(Items from a data source)

##########

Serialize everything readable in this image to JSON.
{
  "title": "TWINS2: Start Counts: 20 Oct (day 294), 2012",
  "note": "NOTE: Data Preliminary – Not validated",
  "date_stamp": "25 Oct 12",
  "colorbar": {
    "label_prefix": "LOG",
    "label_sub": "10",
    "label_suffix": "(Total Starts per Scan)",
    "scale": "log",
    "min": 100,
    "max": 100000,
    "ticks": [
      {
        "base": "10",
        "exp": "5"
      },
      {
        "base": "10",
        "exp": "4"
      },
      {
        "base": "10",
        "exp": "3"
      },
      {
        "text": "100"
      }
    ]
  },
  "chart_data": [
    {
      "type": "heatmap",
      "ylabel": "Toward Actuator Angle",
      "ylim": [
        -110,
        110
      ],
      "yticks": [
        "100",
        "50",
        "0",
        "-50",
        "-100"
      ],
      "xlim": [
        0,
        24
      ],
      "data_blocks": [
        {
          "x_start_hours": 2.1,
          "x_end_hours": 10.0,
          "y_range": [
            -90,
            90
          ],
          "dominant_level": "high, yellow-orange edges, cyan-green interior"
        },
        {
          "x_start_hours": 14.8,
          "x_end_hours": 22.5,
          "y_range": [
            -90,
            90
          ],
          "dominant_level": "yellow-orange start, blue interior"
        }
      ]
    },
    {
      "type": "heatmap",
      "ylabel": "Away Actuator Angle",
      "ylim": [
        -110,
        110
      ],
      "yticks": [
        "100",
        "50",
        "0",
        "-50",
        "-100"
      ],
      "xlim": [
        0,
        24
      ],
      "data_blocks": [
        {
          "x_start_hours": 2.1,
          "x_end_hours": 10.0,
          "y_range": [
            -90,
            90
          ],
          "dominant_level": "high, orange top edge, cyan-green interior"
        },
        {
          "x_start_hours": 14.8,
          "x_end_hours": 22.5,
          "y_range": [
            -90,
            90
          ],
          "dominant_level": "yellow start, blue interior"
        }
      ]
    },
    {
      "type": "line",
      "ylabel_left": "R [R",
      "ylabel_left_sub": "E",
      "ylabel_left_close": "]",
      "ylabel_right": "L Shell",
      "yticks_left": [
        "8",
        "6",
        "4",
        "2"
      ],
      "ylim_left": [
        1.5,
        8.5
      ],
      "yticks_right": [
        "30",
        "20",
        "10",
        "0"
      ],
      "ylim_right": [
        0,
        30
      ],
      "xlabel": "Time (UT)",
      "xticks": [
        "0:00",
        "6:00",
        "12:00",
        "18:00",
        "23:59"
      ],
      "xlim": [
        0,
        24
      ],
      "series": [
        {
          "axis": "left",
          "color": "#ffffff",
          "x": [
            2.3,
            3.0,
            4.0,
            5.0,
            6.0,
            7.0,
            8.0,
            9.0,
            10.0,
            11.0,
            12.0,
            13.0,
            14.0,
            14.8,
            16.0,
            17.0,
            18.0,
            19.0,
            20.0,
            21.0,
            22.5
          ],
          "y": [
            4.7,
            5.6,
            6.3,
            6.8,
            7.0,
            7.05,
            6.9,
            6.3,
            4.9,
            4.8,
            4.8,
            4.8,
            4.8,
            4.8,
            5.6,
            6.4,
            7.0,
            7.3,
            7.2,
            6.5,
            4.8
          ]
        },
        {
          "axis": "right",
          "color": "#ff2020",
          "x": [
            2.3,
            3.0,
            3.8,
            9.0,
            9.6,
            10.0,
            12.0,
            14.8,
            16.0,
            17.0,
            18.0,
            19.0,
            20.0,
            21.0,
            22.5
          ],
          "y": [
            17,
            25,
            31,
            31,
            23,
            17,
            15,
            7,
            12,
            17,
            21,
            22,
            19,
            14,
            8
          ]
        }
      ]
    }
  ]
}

##########

Written problem: Extract the complete set of records unchanged.

Written reply:
Serialize everything readable in this image to JSON.
{
  "title": "TWINS2: Start Counts: 20 Oct (day 294), 2012",
  "note": "NOTE: Data Preliminary – Not validated",
  "date_stamp": "25 Oct 12",
  "colorbar": {
    "label_prefix": "LOG",
    "label_sub": "10",
    "label_suffix": "(Total Starts per Scan)",
    "scale": "log",
    "min": 100,
    "max": 100000,
    "ticks": [
      {
        "base": "10",
        "exp": "5"
      },
      {
        "base": "10",
        "exp": "4"
      },
      {
        "base": "10",
        "exp": "3"
      },
      {
        "text": "100"
      }
    ]
  },
  "chart_data": [
    {
      "type": "heatmap",
      "ylabel": "Toward Actuator Angle",
      "ylim": [
        -110,
        110
      ],
      "yticks": [
        "100",
        "50",
        "0",
        "-50",
        "-100"
      ],
      "xlim": [
        0,
        24
      ],
      "data_blocks": [
        {
          "x_start_hours": 2.1,
          "x_end_hours": 10.0,
          "y_range": [
            -90,
            90
          ],
          "dominant_level": "high, yellow-orange edges, cyan-green interior"
        },
        {
          "x_start_hours": 14.8,
          "x_end_hours": 22.5,
          "y_range": [
            -90,
            90
          ],
          "dominant_level": "yellow-orange start, blue interior"
        }
      ]
    },
    {
      "type": "heatmap",
      "ylabel": "Away Actuator Angle",
      "ylim": [
        -110,
        110
      ],
      "yticks": [
        "100",
        "50",
        "0",
        "-50",
        "-100"
      ],
      "xlim": [
        0,
        24
      ],
      "data_blocks": [
        {
          "x_start_hours": 2.1,
          "x_end_hours": 10.0,
          "y_range": [
            -90,
            90
          ],
          "dominant_level": "high, orange top edge, cyan-green interior"
        },
        {
          "x_start_hours": 14.8,
          "x_end_hours": 22.5,
          "y_range": [
            -90,
            90
          ],
          "dominant_level": "yellow start, blue interior"
        }
      ]
    },
    {
      "type": "line",
      "ylabel_left": "R [R",
      "ylabel_left_sub": "E",
      "ylabel_left_close": "]",
      "ylabel_right": "L Shell",
      "yticks_left": [
        "8",
        "6",
        "4",
        "2"
      ],
      "ylim_left": [
        1.5,
        8.5
      ],
      "yticks_right": [
        "30",
        "20",
        "10",
        "0"
      ],
      "ylim_right": [
        0,
        30
      ],
      "xlabel": "Time (UT)",
      "xticks": [
        "0:00",
        "6:00",
        "12:00",
        "18:00",
        "23:59"
      ],
      "xlim": [
        0,
        24
      ],
      "series": [
        {
          "axis": "left",
          "color": "#ffffff",
          "x": [
            2.3,
            3.0,
            4.0,
            5.0,
            6.0,
            7.0,
            8.0,
            9.0,
            10.0,
            11.0,
            12.0,
            13.0,
            14.0,
            14.8,
            16.0,
            17.0,
            18.0,
            19.0,
            20.0,
            21.0,
            22.5
          ],
          "y": [
            4.7,
            5.6,
            6.3,
            6.8,
            7.0,
            7.05,
            6.9,
            6.3,
            4.9,
            4.8,
            4.8,
            4.8,
            4.8,
            4.8,
            5.6,
            6.4,
            7.0,
            7.3,
            7.2,
            6.5,
            4.8
          ]
        },
        {
          "axis": "right",
          "color": "#ff2020",
          "x": [
            2.3,
            3.0,
            3.8,
            9.0,
            9.6,
            10.0,
            12.0,
            14.8,
            16.0,
            17.0,
            18.0,
            19.0,
            20.0,
            21.0,
            22.5
          ],
          "y": [
            17,
            25,
            31,
            31,
            23,
            17,
            15,
            7,
            12,
            17,
            21,
            22,
            19,
            14,
            8
          ]
        }
      ]
    }
  ]
}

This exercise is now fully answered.